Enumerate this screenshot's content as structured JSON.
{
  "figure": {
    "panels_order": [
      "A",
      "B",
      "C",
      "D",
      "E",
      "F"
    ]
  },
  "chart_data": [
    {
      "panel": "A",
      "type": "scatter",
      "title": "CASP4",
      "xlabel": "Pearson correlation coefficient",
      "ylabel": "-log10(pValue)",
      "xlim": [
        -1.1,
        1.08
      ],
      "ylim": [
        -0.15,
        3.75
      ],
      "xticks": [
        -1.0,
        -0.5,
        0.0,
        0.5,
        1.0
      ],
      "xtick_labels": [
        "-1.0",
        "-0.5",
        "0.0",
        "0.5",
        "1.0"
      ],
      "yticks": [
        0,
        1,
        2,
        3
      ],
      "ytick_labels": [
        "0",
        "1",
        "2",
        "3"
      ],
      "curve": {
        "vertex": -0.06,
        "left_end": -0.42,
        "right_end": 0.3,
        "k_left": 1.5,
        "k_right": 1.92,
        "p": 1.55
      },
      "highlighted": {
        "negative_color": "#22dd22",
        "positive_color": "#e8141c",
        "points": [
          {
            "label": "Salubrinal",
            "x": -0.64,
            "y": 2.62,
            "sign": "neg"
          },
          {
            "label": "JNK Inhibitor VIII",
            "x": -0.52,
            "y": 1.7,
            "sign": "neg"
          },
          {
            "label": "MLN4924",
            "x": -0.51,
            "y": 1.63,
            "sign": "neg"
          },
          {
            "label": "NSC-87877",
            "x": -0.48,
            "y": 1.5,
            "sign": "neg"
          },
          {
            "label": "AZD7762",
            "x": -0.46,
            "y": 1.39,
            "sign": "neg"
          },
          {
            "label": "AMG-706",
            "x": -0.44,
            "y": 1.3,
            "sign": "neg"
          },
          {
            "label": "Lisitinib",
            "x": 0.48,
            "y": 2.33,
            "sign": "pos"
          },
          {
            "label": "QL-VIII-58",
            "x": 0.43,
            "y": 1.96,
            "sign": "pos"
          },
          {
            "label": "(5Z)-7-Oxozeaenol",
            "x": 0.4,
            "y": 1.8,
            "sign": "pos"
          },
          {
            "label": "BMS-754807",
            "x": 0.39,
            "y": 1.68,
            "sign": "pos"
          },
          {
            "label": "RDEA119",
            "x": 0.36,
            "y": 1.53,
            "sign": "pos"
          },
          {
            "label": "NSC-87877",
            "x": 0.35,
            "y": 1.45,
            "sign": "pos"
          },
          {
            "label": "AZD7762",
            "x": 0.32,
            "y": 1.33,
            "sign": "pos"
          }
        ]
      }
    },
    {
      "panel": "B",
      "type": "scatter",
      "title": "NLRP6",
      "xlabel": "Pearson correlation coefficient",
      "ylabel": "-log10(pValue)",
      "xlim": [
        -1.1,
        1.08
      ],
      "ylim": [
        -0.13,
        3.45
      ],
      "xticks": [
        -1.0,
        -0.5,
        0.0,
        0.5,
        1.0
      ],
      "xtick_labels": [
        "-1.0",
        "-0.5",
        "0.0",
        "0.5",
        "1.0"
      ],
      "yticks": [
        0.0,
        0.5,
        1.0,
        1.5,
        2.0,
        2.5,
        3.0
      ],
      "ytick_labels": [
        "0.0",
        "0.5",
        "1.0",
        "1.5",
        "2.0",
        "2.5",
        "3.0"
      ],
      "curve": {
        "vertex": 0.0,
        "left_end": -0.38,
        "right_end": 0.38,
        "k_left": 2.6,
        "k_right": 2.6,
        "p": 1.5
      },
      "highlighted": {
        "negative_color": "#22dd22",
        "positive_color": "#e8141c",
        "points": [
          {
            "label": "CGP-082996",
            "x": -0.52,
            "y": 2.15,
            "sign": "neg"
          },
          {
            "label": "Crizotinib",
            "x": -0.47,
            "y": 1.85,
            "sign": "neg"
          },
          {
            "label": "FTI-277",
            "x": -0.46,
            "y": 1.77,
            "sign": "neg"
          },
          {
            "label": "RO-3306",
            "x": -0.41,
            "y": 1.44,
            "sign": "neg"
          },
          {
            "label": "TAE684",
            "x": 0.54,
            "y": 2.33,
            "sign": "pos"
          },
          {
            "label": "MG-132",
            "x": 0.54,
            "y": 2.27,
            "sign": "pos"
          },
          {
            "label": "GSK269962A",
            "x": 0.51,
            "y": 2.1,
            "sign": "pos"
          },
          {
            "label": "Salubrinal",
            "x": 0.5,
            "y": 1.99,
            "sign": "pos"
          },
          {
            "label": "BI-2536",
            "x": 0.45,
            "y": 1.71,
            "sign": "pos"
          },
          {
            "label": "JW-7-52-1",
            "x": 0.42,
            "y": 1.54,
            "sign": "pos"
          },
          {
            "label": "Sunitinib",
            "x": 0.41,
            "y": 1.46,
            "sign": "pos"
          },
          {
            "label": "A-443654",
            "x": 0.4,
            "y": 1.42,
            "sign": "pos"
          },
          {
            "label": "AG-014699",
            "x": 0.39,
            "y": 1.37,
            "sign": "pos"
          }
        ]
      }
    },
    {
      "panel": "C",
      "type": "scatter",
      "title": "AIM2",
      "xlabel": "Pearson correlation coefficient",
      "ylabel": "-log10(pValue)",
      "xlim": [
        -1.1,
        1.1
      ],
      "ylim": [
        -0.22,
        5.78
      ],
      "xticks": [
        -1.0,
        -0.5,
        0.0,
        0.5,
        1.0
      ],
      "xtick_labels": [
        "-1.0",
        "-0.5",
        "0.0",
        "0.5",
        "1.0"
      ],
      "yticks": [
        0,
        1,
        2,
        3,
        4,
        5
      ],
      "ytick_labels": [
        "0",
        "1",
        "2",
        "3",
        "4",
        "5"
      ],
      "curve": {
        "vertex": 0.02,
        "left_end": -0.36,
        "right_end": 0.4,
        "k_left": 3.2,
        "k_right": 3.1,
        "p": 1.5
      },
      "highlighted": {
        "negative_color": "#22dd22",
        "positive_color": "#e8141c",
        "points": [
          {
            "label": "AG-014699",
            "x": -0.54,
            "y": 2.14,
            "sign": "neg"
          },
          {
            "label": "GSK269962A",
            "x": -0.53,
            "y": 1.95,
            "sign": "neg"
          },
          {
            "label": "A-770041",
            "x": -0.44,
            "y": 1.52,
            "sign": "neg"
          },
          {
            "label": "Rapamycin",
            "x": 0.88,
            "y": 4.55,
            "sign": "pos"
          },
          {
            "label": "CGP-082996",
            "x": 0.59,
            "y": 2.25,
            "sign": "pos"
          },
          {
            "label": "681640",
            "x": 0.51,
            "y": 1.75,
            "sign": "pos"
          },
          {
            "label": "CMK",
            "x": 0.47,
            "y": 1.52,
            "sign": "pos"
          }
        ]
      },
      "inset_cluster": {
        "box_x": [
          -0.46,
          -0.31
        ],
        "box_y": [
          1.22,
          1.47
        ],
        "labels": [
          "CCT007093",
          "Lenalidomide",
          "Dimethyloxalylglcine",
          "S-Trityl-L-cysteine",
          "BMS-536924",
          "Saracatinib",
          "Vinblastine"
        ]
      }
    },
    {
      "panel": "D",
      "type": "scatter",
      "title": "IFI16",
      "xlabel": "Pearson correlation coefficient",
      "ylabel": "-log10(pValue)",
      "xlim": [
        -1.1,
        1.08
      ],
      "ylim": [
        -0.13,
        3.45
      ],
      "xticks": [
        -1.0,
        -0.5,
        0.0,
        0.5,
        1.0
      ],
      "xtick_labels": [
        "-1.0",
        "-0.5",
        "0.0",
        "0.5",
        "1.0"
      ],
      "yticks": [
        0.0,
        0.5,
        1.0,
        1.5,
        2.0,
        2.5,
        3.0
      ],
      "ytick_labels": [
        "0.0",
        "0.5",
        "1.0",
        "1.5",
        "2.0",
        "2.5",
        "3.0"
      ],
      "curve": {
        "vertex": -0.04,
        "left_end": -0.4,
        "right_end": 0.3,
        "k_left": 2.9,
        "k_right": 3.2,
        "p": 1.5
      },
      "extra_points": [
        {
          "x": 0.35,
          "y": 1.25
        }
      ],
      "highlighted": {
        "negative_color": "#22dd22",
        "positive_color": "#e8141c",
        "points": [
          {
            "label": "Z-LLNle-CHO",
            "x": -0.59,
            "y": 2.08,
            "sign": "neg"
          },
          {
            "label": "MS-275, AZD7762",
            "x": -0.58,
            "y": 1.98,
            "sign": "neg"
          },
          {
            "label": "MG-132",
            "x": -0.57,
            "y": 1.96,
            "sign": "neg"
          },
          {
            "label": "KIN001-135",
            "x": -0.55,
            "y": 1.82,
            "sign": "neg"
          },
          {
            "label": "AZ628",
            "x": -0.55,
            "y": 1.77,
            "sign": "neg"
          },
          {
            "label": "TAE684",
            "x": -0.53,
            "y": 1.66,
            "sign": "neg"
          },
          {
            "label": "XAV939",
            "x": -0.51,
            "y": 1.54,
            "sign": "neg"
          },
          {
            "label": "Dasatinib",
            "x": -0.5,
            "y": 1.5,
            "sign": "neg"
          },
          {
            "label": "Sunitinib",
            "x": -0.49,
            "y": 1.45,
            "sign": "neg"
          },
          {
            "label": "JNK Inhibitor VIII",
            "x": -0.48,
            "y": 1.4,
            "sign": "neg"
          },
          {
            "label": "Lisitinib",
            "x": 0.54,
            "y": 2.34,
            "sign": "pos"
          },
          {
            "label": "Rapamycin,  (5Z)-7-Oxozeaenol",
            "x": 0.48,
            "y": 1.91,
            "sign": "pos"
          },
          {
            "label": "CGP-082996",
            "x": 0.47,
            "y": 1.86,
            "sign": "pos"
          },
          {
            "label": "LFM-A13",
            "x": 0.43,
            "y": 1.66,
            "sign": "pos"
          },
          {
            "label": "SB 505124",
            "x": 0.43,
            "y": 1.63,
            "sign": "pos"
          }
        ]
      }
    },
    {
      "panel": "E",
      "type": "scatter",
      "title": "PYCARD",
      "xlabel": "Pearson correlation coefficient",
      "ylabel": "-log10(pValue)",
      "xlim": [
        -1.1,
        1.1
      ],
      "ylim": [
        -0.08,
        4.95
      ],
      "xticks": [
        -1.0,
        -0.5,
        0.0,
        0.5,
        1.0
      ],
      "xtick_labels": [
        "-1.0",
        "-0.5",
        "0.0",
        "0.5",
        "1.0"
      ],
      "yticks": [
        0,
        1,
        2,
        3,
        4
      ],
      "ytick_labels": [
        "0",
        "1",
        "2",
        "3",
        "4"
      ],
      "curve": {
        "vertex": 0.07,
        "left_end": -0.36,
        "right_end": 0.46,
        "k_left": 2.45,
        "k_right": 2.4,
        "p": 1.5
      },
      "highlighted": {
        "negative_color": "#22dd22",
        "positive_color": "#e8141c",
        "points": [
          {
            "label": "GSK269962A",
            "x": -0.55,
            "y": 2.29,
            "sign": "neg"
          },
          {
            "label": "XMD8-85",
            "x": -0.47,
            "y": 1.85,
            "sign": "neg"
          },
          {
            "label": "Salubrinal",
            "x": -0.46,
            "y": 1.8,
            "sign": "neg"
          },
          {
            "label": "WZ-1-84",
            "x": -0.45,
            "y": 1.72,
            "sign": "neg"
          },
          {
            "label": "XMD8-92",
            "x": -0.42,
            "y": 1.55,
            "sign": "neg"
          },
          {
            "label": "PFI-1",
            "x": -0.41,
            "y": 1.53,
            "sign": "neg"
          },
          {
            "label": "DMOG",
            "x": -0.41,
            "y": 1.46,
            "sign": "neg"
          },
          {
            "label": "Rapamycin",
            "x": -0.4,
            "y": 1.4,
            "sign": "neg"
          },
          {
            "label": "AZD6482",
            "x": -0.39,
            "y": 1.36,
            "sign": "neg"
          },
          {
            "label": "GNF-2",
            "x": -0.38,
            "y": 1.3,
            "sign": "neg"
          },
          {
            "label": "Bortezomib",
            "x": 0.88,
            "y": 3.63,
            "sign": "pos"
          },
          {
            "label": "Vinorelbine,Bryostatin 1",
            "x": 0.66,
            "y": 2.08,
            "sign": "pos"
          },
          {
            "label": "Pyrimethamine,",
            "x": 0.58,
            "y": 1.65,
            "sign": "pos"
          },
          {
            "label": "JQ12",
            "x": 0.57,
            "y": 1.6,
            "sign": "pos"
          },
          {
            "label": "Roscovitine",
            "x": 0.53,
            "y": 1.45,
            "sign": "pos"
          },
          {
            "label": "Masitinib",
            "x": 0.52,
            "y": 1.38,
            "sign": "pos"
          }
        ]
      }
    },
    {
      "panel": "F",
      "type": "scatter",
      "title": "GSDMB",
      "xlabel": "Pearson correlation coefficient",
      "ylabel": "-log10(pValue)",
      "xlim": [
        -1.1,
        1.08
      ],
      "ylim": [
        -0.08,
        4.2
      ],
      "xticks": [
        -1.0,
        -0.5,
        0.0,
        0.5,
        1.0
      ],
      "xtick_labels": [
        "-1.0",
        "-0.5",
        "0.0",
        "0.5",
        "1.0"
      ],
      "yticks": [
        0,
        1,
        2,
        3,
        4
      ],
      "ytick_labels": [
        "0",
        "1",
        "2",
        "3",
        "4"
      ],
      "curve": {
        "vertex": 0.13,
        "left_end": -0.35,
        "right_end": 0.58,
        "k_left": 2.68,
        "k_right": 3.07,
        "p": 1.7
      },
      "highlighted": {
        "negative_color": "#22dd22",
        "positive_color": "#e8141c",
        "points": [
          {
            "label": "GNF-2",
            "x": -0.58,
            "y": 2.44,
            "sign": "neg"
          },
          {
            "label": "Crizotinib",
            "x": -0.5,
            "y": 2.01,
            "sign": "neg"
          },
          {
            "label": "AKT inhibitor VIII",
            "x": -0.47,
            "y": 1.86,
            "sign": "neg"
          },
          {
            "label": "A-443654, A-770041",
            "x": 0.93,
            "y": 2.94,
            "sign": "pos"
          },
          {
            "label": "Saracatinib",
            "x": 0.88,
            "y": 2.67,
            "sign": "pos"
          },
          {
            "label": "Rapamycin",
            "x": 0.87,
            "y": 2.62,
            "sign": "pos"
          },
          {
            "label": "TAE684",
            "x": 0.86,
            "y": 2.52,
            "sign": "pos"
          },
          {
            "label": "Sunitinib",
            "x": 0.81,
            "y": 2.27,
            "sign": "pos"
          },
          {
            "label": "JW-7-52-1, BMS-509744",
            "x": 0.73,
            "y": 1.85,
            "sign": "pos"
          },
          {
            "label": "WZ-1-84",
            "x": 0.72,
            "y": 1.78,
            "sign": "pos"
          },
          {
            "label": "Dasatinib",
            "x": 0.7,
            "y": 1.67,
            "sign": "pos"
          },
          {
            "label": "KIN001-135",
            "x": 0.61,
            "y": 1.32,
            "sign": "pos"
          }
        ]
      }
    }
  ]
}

**Exercise details:** Pick out the lines above that hold the string "title" and show them.

**Result of the exercise:**
      "title": "CASP4",
      "title": "NLRP6",
      "title": "AIM2",
      "title": "IFI16",
      "title": "PYCARD",
      "title": "GSDMB",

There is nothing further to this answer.